WHAT YOU NEED TO DO
Give the number of lines holding the string "Elevation", and nothing else.

RECORDS
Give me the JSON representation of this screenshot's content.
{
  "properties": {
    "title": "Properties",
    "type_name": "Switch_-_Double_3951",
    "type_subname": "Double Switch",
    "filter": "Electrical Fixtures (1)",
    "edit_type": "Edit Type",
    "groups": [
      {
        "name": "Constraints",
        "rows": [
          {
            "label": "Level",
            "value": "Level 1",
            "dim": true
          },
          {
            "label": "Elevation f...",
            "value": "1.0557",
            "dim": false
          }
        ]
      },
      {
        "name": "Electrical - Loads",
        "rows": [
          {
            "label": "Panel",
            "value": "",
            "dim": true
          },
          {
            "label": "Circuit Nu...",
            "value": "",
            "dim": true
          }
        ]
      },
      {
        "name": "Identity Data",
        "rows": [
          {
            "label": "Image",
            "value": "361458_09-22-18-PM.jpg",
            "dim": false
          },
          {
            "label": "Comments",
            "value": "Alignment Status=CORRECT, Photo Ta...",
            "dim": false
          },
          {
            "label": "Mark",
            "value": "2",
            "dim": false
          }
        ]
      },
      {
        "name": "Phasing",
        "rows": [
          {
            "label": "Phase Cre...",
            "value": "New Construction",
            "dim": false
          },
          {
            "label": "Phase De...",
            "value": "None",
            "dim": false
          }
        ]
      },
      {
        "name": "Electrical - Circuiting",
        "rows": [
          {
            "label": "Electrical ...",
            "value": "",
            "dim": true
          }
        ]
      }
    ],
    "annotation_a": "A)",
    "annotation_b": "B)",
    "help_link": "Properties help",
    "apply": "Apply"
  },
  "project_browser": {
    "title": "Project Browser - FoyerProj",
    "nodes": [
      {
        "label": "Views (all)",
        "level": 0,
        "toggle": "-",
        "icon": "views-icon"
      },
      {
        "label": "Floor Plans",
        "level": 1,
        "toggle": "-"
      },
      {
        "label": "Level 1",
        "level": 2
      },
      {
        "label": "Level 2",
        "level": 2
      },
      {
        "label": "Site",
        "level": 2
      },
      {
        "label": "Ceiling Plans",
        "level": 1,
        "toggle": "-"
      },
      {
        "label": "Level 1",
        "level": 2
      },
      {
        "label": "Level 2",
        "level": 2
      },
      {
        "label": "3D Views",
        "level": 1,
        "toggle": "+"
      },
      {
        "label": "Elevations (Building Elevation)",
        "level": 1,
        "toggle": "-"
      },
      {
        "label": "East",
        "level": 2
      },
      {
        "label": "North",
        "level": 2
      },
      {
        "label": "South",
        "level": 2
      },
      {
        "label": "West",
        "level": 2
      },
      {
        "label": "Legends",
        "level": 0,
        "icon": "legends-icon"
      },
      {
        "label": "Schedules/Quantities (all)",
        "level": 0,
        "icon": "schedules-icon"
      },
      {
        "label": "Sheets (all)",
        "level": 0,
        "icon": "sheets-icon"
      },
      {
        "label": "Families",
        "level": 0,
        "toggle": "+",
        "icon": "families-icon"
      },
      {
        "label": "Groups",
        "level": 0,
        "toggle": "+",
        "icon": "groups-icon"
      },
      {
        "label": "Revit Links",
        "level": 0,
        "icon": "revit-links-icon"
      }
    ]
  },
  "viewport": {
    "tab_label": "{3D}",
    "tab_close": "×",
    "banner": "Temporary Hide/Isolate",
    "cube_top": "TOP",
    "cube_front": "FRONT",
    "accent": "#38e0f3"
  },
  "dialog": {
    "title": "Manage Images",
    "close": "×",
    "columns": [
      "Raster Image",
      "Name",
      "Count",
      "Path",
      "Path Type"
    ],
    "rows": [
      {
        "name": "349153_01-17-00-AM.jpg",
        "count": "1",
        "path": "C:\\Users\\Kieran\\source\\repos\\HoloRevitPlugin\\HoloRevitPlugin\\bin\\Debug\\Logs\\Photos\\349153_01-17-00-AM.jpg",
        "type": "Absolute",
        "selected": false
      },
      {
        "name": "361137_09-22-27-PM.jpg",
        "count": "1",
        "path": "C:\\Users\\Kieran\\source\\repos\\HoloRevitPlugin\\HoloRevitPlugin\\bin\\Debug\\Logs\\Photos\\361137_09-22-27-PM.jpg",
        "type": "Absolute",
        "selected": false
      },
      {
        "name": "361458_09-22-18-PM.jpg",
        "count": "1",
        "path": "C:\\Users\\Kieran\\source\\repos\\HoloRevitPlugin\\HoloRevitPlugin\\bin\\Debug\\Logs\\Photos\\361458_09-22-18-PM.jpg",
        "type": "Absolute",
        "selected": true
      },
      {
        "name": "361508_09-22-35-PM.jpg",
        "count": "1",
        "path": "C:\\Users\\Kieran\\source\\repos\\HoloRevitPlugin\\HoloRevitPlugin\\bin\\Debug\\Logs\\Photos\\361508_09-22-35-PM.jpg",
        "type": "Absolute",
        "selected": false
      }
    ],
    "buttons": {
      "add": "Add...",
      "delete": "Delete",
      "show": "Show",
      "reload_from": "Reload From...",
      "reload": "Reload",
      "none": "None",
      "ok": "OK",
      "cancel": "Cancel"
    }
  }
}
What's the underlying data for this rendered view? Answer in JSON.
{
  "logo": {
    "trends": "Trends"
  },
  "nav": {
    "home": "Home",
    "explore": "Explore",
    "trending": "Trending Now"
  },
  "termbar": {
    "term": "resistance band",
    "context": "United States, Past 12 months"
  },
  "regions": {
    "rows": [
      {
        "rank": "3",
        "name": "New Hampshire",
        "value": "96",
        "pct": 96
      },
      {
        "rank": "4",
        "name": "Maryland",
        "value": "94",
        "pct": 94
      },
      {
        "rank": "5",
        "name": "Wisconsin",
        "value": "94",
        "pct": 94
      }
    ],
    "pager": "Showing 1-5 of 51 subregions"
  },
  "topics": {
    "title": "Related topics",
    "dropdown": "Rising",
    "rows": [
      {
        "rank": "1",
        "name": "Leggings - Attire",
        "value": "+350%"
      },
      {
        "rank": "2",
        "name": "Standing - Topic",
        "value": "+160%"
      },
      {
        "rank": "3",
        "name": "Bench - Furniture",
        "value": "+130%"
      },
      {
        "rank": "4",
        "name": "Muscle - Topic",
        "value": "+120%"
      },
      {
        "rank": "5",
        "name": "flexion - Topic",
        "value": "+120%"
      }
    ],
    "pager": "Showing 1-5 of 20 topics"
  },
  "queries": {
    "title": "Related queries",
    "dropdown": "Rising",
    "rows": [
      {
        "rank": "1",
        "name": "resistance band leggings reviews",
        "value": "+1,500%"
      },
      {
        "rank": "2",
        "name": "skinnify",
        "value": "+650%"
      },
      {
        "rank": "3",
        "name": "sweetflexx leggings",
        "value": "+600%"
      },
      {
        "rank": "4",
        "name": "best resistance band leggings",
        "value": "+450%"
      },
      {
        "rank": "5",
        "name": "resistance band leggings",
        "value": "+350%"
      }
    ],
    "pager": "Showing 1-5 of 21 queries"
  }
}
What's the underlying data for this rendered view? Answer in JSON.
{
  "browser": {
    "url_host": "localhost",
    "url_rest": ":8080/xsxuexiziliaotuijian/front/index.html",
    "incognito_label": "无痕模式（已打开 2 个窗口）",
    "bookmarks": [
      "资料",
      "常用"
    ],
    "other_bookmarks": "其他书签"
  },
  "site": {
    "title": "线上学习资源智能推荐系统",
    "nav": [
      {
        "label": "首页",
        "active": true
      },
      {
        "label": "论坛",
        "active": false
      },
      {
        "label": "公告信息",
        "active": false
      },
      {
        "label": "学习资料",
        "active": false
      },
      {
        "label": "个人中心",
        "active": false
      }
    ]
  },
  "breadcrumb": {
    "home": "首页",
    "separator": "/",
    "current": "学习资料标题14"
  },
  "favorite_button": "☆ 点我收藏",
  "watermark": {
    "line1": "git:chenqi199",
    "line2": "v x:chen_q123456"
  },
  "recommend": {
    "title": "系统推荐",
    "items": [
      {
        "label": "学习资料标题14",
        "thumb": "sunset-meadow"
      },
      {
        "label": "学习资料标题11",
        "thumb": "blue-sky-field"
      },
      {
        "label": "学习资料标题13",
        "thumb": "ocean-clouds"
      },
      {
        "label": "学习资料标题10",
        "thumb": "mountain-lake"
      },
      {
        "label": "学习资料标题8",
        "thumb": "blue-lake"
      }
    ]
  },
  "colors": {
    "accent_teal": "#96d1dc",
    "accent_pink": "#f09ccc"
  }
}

OUTPUT FOR THIS EXERCISE
2